Instruction: Transcribe the data that follows precisely, omitting nothing.

--- BEGIN Stored data ---

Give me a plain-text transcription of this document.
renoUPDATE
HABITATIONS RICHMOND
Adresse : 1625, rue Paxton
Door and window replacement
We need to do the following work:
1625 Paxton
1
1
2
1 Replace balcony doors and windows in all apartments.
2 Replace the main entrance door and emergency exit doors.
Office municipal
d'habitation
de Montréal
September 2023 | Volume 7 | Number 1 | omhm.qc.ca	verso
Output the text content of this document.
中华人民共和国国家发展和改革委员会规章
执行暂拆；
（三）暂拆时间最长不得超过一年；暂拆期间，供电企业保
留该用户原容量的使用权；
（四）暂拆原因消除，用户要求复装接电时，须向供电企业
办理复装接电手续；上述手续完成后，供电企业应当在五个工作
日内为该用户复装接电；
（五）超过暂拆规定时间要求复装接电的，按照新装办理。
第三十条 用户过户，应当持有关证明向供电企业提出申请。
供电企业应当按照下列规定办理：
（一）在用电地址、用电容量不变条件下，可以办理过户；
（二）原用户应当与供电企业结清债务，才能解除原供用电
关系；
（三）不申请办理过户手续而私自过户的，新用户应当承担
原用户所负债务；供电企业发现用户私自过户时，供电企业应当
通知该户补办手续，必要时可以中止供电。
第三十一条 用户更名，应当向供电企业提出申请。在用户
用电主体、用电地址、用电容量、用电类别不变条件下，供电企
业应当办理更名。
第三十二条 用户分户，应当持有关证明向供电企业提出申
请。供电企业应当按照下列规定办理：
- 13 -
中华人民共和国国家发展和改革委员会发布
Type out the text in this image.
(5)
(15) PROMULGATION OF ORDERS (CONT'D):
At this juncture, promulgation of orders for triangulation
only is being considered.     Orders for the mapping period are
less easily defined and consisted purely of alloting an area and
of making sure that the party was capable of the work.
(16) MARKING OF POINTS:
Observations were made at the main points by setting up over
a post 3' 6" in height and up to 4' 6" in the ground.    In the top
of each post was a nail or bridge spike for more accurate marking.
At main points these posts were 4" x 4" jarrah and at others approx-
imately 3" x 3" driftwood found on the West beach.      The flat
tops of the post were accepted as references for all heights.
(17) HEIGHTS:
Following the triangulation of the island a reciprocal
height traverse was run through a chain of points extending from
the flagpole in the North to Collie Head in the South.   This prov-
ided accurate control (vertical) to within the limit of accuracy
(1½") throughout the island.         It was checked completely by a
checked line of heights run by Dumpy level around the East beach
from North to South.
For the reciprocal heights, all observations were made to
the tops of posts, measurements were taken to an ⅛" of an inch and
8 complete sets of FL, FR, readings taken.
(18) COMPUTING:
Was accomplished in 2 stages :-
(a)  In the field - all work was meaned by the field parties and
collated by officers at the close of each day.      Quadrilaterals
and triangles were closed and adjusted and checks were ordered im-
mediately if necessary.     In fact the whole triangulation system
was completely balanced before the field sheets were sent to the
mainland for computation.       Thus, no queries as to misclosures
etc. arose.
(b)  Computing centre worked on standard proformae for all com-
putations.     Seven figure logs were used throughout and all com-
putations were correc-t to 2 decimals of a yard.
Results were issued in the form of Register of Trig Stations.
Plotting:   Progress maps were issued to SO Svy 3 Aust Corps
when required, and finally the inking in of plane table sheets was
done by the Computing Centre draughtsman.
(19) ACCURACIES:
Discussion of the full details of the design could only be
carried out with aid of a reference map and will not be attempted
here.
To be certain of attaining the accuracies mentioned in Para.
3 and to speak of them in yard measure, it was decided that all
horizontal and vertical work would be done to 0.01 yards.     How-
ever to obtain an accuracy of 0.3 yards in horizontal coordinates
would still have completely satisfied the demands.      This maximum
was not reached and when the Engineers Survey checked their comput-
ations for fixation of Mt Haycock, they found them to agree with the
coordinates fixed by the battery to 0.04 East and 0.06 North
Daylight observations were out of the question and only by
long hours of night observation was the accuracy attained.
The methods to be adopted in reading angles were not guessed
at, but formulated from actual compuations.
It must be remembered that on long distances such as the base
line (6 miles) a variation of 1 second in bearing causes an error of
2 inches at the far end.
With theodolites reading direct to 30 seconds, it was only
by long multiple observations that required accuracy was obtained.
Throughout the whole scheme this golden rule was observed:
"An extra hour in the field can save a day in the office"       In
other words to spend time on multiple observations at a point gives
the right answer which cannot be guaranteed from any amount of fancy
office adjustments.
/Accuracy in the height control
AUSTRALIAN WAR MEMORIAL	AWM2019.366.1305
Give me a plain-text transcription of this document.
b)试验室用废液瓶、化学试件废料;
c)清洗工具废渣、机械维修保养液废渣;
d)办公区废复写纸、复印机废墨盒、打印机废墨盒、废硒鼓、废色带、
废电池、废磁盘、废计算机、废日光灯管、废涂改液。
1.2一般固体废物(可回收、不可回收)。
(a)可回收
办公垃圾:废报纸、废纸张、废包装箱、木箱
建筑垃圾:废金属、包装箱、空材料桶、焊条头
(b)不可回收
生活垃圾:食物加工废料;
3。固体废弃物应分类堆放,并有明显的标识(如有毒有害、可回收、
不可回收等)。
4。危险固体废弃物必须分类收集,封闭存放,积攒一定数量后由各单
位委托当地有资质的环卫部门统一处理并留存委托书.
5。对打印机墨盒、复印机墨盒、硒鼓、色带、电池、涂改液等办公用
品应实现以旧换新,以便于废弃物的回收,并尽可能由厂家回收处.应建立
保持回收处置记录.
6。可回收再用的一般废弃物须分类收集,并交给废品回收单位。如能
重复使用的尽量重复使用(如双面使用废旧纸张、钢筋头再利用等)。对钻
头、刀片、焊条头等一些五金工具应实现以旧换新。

--- END Stored data ---

Answer below:
Give me a plain-text transcription of this document.
renoUPDATE
HABITATIONS RICHMOND
Adresse : 1625, rue Paxton
Door and window replacement
We need to do the following work:
1625 Paxton
1
1
2
1 Replace balcony doors and windows in all apartments.
2 Replace the main entrance door and emergency exit doors.
Office municipal
d'habitation
de Montréal
September 2023 | Volume 7 | Number 1 | omhm.qc.ca	verso
Output the text content of this document.
中华人民共和国国家发展和改革委员会规章
执行暂拆；
（三）暂拆时间最长不得超过一年；暂拆期间，供电企业保
留该用户原容量的使用权；
（四）暂拆原因消除，用户要求复装接电时，须向供电企业
办理复装接电手续；上述手续完成后，供电企业应当在五个工作
日内为该用户复装接电；
（五）超过暂拆规定时间要求复装接电的，按照新装办理。
第三十条 用户过户，应当持有关证明向供电企业提出申请。
供电企业应当按照下列规定办理：
（一）在用电地址、用电容量不变条件下，可以办理过户；
（二）原用户应当与供电企业结清债务，才能解除原供用电
关系；
（三）不申请办理过户手续而私自过户的，新用户应当承担
原用户所负债务；供电企业发现用户私自过户时，供电企业应当
通知该户补办手续，必要时可以中止供电。
第三十一条 用户更名，应当向供电企业提出申请。在用户
用电主体、用电地址、用电容量、用电类别不变条件下，供电企
业应当办理更名。
第三十二条 用户分户，应当持有关证明向供电企业提出申
请。供电企业应当按照下列规定办理：
- 13 -
中华人民共和国国家发展和改革委员会发布
Type out the text in this image.
(5)
(15) PROMULGATION OF ORDERS (CONT'D):
At this juncture, promulgation of orders for triangulation
only is being considered.     Orders for the mapping period are
less easily defined and consisted purely of alloting an area and
of making sure that the party was capable of the work.
(16) MARKING OF POINTS:
Observations were made at the main points by setting up over
a post 3' 6" in height and up to 4' 6" in the ground.    In the top
of each post was a nail or bridge spike for more accurate marking.
At main points these posts were 4" x 4" jarrah and at others approx-
imately 3" x 3" driftwood found on the West beach.      The flat
tops of the post were accepted as references for all heights.
(17) HEIGHTS:
Following the triangulation of the island a reciprocal
height traverse was run through a chain of points extending from
the flagpole in the North to Collie Head in the South.   This prov-
ided accurate control (vertical) to within the limit of accuracy
(1½") throughout the island.         It was checked completely by a
checked line of heights run by Dumpy level around the East beach
from North to South.
For the reciprocal heights, all observations were made to
the tops of posts, measurements were taken to an ⅛" of an inch and
8 complete sets of FL, FR, readings taken.
(18) COMPUTING:
Was accomplished in 2 stages :-
(a)  In the field - all work was meaned by the field parties and
collated by officers at the close of each day.      Quadrilaterals
and triangles were closed and adjusted and checks were ordered im-
mediately if necessary.     In fact the whole triangulation system
was completely balanced before the field sheets were sent to the
mainland for computation.       Thus, no queries as to misclosures
etc. arose.
(b)  Computing centre worked on standard proformae for all com-
putations.     Seven figure logs were used throughout and all com-
putations were correc-t to 2 decimals of a yard.
Results were issued in the form of Register of Trig Stations.
Plotting:   Progress maps were issued to SO Svy 3 Aust Corps
when required, and finally the inking in of plane table sheets was
done by the Computing Centre draughtsman.
(19) ACCURACIES:
Discussion of the full details of the design could only be
carried out with aid of a reference map and will not be attempted
here.
To be certain of attaining the accuracies mentioned in Para.
3 and to speak of them in yard measure, it was decided that all
horizontal and vertical work would be done to 0.01 yards.     How-
ever to obtain an accuracy of 0.3 yards in horizontal coordinates
would still have completely satisfied the demands.      This maximum
was not reached and when the Engineers Survey checked their comput-
ations for fixation of Mt Haycock, they found them to agree with the
coordinates fixed by the battery to 0.04 East and 0.06 North
Daylight observations were out of the question and only by
long hours of night observation was the accuracy attained.
The methods to be adopted in reading angles were not guessed
at, but formulated from actual compuations.
It must be remembered that on long distances such as the base
line (6 miles) a variation of 1 second in bearing causes an error of
2 inches at the far end.
With theodolites reading direct to 30 seconds, it was only
by long multiple observations that required accuracy was obtained.
Throughout the whole scheme this golden rule was observed:
"An extra hour in the field can save a day in the office"       In
other words to spend time on multiple observations at a point gives
the right answer which cannot be guaranteed from any amount of fancy
office adjustments.
/Accuracy in the height control
AUSTRALIAN WAR MEMORIAL	AWM2019.366.1305
Give me a plain-text transcription of this document.
b)试验室用废液瓶、化学试件废料;
c)清洗工具废渣、机械维修保养液废渣;
d)办公区废复写纸、复印机废墨盒、打印机废墨盒、废硒鼓、废色带、
废电池、废磁盘、废计算机、废日光灯管、废涂改液。
1.2一般固体废物(可回收、不可回收)。
(a)可回收
办公垃圾:废报纸、废纸张、废包装箱、木箱
建筑垃圾:废金属、包装箱、空材料桶、焊条头
(b)不可回收
生活垃圾:食物加工废料;
3。固体废弃物应分类堆放,并有明显的标识(如有毒有害、可回收、
不可回收等)。
4。危险固体废弃物必须分类收集,封闭存放,积攒一定数量后由各单
位委托当地有资质的环卫部门统一处理并留存委托书.
5。对打印机墨盒、复印机墨盒、硒鼓、色带、电池、涂改液等办公用
品应实现以旧换新,以便于废弃物的回收,并尽可能由厂家回收处.应建立
保持回收处置记录.
6。可回收再用的一般废弃物须分类收集,并交给废品回收单位。如能
重复使用的尽量重复使用(如双面使用废旧纸张、钢筋头再利用等)。对钻
头、刀片、焊条头等一些五金工具应实现以旧换新。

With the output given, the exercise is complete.